----- INPUT DATA -----
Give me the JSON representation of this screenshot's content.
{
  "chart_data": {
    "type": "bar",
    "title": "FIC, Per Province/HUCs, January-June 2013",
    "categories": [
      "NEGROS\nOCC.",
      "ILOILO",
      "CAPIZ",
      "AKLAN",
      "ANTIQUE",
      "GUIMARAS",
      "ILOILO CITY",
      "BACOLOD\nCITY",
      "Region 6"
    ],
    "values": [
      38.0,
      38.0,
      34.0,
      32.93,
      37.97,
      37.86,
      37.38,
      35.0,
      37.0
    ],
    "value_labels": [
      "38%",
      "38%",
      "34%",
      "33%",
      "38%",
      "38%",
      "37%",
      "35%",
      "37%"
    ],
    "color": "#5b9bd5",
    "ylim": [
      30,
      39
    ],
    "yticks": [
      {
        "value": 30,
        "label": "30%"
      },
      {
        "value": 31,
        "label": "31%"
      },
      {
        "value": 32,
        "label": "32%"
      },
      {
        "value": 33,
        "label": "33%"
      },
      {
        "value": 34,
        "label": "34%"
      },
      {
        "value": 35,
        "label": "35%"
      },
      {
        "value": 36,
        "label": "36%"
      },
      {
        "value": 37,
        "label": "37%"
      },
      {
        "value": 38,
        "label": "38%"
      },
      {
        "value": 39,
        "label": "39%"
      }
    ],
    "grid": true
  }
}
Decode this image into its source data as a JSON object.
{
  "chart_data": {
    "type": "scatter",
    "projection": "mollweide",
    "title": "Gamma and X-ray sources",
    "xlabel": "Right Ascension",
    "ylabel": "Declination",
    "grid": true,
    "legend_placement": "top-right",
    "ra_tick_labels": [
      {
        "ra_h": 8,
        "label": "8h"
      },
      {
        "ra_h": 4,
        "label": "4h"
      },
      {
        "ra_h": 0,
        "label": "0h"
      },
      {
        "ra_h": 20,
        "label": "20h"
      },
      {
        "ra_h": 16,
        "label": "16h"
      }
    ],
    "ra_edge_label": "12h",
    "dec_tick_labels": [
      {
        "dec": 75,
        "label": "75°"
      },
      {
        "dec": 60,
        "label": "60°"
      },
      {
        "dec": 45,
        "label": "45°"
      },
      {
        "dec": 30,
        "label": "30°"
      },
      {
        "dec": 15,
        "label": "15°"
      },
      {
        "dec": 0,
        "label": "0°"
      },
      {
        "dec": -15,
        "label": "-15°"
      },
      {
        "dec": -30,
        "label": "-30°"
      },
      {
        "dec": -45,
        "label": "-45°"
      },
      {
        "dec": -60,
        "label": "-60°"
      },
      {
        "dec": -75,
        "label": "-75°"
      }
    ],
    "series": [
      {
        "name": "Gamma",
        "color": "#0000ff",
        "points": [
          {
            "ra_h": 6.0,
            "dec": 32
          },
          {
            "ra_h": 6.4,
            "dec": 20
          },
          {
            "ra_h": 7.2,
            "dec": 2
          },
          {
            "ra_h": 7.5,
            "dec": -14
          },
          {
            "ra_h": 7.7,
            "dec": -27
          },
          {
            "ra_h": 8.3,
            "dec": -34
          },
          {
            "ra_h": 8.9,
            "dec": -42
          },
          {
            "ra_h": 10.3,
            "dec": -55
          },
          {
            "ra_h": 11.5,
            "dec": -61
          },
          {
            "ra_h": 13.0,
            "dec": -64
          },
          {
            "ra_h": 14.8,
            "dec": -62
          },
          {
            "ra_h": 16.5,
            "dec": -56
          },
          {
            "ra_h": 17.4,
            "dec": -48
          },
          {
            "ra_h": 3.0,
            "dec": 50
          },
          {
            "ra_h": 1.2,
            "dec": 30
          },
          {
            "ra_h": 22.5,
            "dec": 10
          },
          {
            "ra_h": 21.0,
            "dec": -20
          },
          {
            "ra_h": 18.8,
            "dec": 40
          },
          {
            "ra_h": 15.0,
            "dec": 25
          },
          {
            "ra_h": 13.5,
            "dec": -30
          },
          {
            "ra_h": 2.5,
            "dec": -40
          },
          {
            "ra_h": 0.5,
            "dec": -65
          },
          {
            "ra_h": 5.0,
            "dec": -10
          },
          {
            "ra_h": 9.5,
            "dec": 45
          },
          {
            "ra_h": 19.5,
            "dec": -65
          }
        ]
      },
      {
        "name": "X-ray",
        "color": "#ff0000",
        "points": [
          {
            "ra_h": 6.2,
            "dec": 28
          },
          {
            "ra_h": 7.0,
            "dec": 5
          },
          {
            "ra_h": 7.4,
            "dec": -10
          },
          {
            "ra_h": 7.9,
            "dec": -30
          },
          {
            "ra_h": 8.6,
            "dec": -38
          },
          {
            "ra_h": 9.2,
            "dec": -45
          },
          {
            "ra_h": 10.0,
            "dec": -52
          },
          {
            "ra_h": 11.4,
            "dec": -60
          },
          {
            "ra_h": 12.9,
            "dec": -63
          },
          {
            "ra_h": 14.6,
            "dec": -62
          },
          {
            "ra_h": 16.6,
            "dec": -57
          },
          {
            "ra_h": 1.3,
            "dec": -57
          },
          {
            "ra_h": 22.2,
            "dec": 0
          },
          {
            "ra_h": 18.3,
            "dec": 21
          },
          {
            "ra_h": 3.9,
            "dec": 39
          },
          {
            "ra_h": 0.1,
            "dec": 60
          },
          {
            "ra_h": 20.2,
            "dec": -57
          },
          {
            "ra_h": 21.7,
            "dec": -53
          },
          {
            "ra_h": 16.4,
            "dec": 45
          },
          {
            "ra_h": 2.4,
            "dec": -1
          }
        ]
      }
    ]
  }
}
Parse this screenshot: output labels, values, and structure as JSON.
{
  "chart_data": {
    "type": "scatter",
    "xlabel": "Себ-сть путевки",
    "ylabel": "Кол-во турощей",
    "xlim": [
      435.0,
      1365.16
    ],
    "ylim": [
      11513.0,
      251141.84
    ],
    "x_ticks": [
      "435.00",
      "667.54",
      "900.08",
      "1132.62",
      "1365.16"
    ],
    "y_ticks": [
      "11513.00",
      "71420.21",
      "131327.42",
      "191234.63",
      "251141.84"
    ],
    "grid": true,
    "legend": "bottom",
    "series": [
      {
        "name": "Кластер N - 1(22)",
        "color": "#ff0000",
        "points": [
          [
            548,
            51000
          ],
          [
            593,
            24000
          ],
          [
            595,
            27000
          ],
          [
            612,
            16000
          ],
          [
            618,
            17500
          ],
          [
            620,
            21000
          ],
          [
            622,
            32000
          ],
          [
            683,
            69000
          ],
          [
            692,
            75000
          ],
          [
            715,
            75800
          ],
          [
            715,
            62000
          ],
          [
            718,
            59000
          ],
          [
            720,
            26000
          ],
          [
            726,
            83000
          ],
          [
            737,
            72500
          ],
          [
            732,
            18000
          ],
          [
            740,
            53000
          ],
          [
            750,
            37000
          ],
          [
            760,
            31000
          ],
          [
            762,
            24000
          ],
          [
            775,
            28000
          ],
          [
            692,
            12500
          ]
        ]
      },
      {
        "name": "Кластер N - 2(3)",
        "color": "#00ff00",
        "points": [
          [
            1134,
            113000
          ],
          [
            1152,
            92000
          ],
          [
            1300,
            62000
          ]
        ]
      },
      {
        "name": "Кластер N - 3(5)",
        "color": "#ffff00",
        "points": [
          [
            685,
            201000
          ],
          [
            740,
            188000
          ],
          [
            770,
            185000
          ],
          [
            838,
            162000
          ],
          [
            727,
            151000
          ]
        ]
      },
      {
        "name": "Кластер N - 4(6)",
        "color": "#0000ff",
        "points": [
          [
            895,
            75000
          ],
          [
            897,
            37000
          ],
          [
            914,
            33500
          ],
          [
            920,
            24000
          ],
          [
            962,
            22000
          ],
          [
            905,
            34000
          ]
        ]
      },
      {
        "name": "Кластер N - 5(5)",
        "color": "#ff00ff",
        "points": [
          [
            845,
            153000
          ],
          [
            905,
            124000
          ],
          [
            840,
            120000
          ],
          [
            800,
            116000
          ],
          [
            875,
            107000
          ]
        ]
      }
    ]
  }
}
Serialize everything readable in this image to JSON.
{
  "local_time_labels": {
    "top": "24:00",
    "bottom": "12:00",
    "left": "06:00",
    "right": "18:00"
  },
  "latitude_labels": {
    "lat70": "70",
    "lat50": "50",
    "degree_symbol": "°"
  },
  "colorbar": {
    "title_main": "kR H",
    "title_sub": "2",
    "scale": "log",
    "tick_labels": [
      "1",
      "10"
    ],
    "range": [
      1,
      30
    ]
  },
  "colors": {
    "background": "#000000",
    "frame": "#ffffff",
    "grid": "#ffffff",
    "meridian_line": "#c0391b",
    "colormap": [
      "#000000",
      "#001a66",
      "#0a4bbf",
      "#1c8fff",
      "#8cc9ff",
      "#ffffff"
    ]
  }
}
-----
TASK STATEMENT: Gather, from the listing above, every line carrying the word "image".

SOLUTION TO THIS TASK:
Decode this image into its source data as a JSON object.
Serialize everything readable in this image to JSON.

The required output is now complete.